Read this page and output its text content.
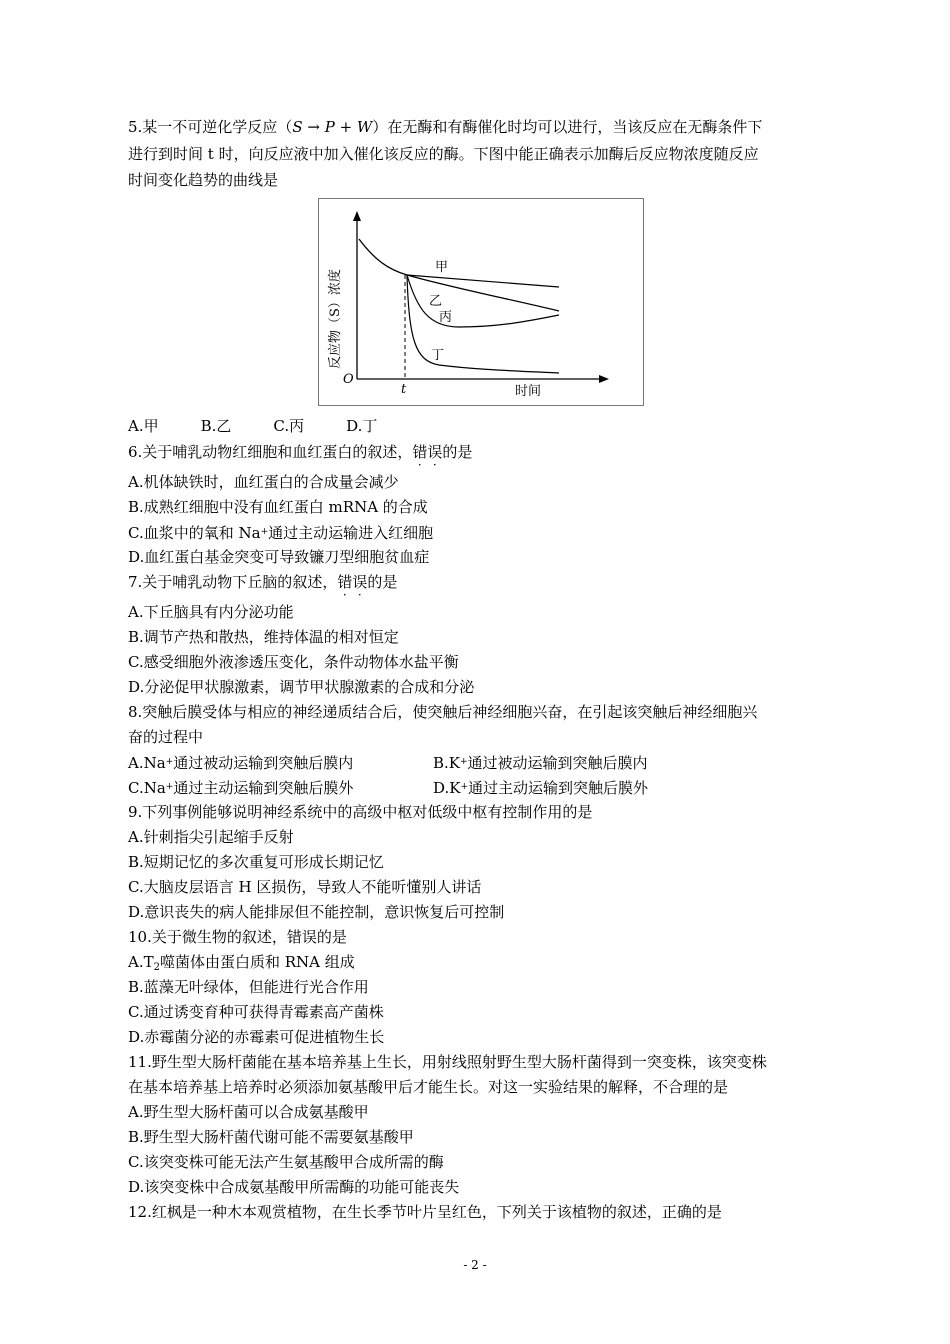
5.某一不可逆化学反应（S → P + W）在无酶和有酶催化时均可以进行，当该反应在无酶条件下
进行到时间 t 时，向反应液中加入催化该反应的酶。下图中能正确表示加酶后反应物浓度随反应
时间变化趋势的曲线是
甲
乙
丙
丁
O
t	时间
反应物（S）浓度
A.甲	B.乙	C.丙	D.丁
6.关于哺乳动物红细胞和血红蛋白的叙述，错误的是
A.机体缺铁时，血红蛋白的合成量会减少
B.成熟红细胞中没有血红蛋白 mRNA 的合成
C.血浆中的氧和 Na+通过主动运输进入红细胞
D.血红蛋白基金突变可导致镰刀型细胞贫血症
7.关于哺乳动物下丘脑的叙述，错误的是
A.下丘脑具有内分泌功能
B.调节产热和散热，维持体温的相对恒定
C.感受细胞外液渗透压变化，条件动物体水盐平衡
D.分泌促甲状腺激素，调节甲状腺激素的合成和分泌
8.突触后膜受体与相应的神经递质结合后，使突触后神经细胞兴奋，在引起该突触后神经细胞兴
奋的过程中
A.Na+通过被动运输到突触后膜内	B.K+通过被动运输到突触后膜内
C.Na+通过主动运输到突触后膜外	D.K+通过主动运输到突触后膜外
9.下列事例能够说明神经系统中的高级中枢对低级中枢有控制作用的是
A.针刺指尖引起缩手反射
B.短期记忆的多次重复可形成长期记忆
C.大脑皮层语言 H 区损伤，导致人不能听懂别人讲话
D.意识丧失的病人能排尿但不能控制，意识恢复后可控制
10.关于微生物的叙述，错误的是
$A.T_2$噬菌体由蛋白质和 RNA 组成
B.蓝藻无叶绿体，但能进行光合作用
C.通过诱变育种可获得青霉素高产菌株
D.赤霉菌分泌的赤霉素可促进植物生长
11.野生型大肠杆菌能在基本培养基上生长，用射线照射野生型大肠杆菌得到一突变株，该突变株
在基本培养基上培养时必须添加氨基酸甲后才能生长。对这一实验结果的解释，不合理的是
A.野生型大肠杆菌可以合成氨基酸甲
B.野生型大肠杆菌代谢可能不需要氨基酸甲
C.该突变株可能无法产生氨基酸甲合成所需的酶
D.该突变株中合成氨基酸甲所需酶的功能可能丧失
12.红枫是一种木本观赏植物，在生长季节叶片呈红色，下列关于该植物的叙述，正确的是
- 2 -
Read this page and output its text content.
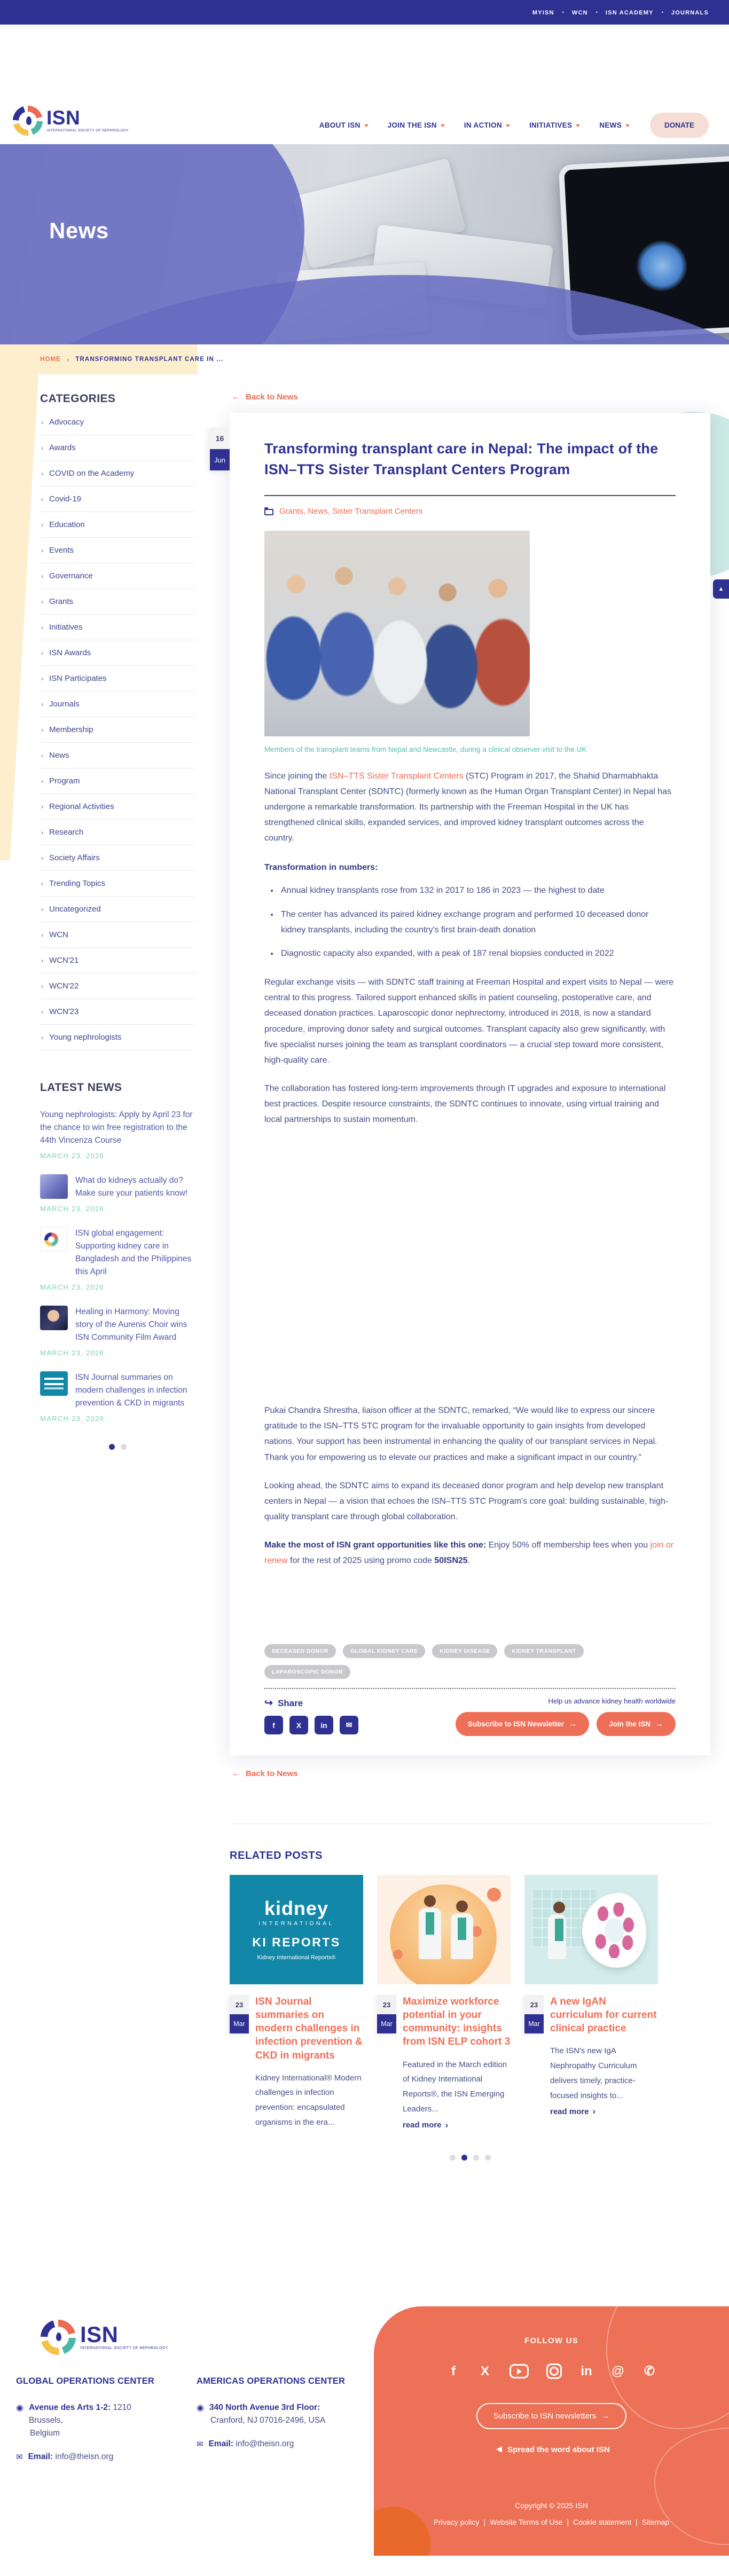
MYISN • WCN • ISN ACADEMY • JOURNALS
ISN
INTERNATIONAL SOCIETY OF NEPHROLOGY
ABOUT ISN	JOIN THE ISN	IN ACTION	INITIATIVES	NEWS	DONATE
News
HOME › TRANSFORMING TRANSPLANT CARE IN ...
CATEGORIES
› Advocacy
› Awards
› COVID on the Academy
› Covid-19
› Education
› Events
› Governance
› Grants
› Initiatives
› ISN Awards
› ISN Participates
› Journals
› Membership
› News
› Program
› Regional Activities
› Research
› Society Affairs
› Trending Topics
› Uncategorized
› WCN
› WCN'21
› WCN'22
› WCN'23
› Young nephrologists
LATEST NEWS
Young nephrologists: Apply by April 23 for the chance to win free registration to the 44th Vincenza Course
MARCH 23, 2026
What do kidneys actually do? Make sure your patients know!
MARCH 23, 2026
ISN global engagement: Supporting kidney care in Bangladesh and the Philippines this April
MARCH 23, 2026
Healing in Harmony: Moving story of the Aurenis Choir wins ISN Community Film Award
MARCH 23, 2026
ISN Journal summaries on modern challenges in infection prevention & CKD in migrants
MARCH 23, 2026
← Back to News
16
Jun
Transforming transplant care in Nepal: The impact of the ISN–TTS Sister Transplant Centers Program
Grants, News, Sister Transplant Centers

Members of the transplant teams from Nepal and Newcastle, during a clinical observer visit to the UK

Since joining the ISN–TTS Sister Transplant Centers (STC) Program in 2017, the Shahid Dharmabhakta National Transplant Center (SDNTC) (formerly known as the Human Organ Transplant Center) in Nepal has undergone a remarkable transformation. Its partnership with the Freeman Hospital in the UK has strengthened clinical skills, expanded services, and improved kidney transplant outcomes across the country.

Transformation in numbers:

• Annual kidney transplants rose from 132 in 2017 to 186 in 2023 — the highest to date
• The center has advanced its paired kidney exchange program and performed 10 deceased donor kidney transplants, including the country's first brain-death donation
• Diagnostic capacity also expanded, with a peak of 187 renal biopsies conducted in 2022

Regular exchange visits — with SDNTC staff training at Freeman Hospital and expert visits to Nepal — were central to this progress. Tailored support enhanced skills in patient counseling, postoperative care, and deceased donation practices. Laparoscopic donor nephrectomy, introduced in 2018, is now a standard procedure, improving donor safety and surgical outcomes. Transplant capacity also grew significantly, with five specialist nurses joining the team as transplant coordinators — a crucial step toward more consistent, high-quality care.

The collaboration has fostered long-term improvements through IT upgrades and exposure to international best practices. Despite resource constraints, the SDNTC continues to innovate, using virtual training and local partnerships to sustain momentum.

Pukai Chandra Shrestha, liaison officer at the SDNTC, remarked, “We would like to express our sincere gratitude to the ISN–TTS STC program for the invaluable opportunity to gain insights from developed nations. Your support has been instrumental in enhancing the quality of our transplant services in Nepal. Thank you for empowering us to elevate our practices and make a significant impact in our country.”

Looking ahead, the SDNTC aims to expand its deceased donor program and help develop new transplant centers in Nepal — a vision that echoes the ISN–TTS STC Program's core goal: building sustainable, high-quality transplant care through global collaboration.

Make the most of ISN grant opportunities like this one: Enjoy 50% off membership fees when you join or renew for the rest of 2025 using promo code 50ISN25.

DECEASED DONOR	GLOBAL KIDNEY CARE	KIDNEY DISEASE	KIDNEY TRANSPLANT
LAPAROSCOPIC DONOR
↪ Share
f	X	in	✉
Help us advance kidney health worldwide
Subscribe to ISN Newsletter →	Join the ISN →
← Back to News
RELATED POSTS
kidney
INTERNATIONAL
KI REPORTS
Kidney International Reports®
23
Mar
ISN Journal summaries on modern challenges in infection prevention & CKD in migrants

Kidney International® Modern challenges in infection prevention: encapsulated organisms in the era...

23
Mar
Maximize workforce potential in your community: insights from ISN ELP cohort 3

Featured in the March edition of Kidney International Reports®, the ISN Emerging Leaders...

read more ›
23
Mar
A new IgAN curriculum for current clinical practice

The ISN's new IgA Nephropathy Curriculum delivers timely, practice-focused insights to...

read more ›
ISN
INTERNATIONAL SOCIETY OF NEPHROLOGY
GLOBAL OPERATIONS CENTER
◉ Avenue des Arts 1-2: 1210 Brussels,
Belgium
✉ Email: info@theisn.org
AMERICAS OPERATIONS CENTER
◉ 340 North Avenue 3rd Floor:
Cranford, NJ 07016-2496, USA
✉ Email: info@theisn.org
FOLLOW US
f	X	in @ ✆
Subscribe to ISN newsletters →
Spread the word about ISN
Copyright © 2025 ISN
Privacy policy | Website Terms of Use | Cookie statement | Sitemap
▲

□ □ □ □ □

PROBLEM REQUIREMENTS => Pull every line containing the word "also" out of the listing.

FINISHED TASK =>
• Diagnostic capacity also expanded, with a peak of 187 renal biopsies conducted in 2022
Regular exchange visits — with SDNTC staff training at Freeman Hospital and expert visits to Nepal — were central to this progress. Tailored support enhanced skills in patient counseling, postoperative care, and deceased donation practices. Laparoscopic donor nephrectomy, introduced in 2018, is now a standard procedure, improving donor safety and surgical outcomes. Transplant capacity also grew significantly, with five specialist nurses joining the team as transplant coordinators — a crucial step toward more consistent, high-quality care.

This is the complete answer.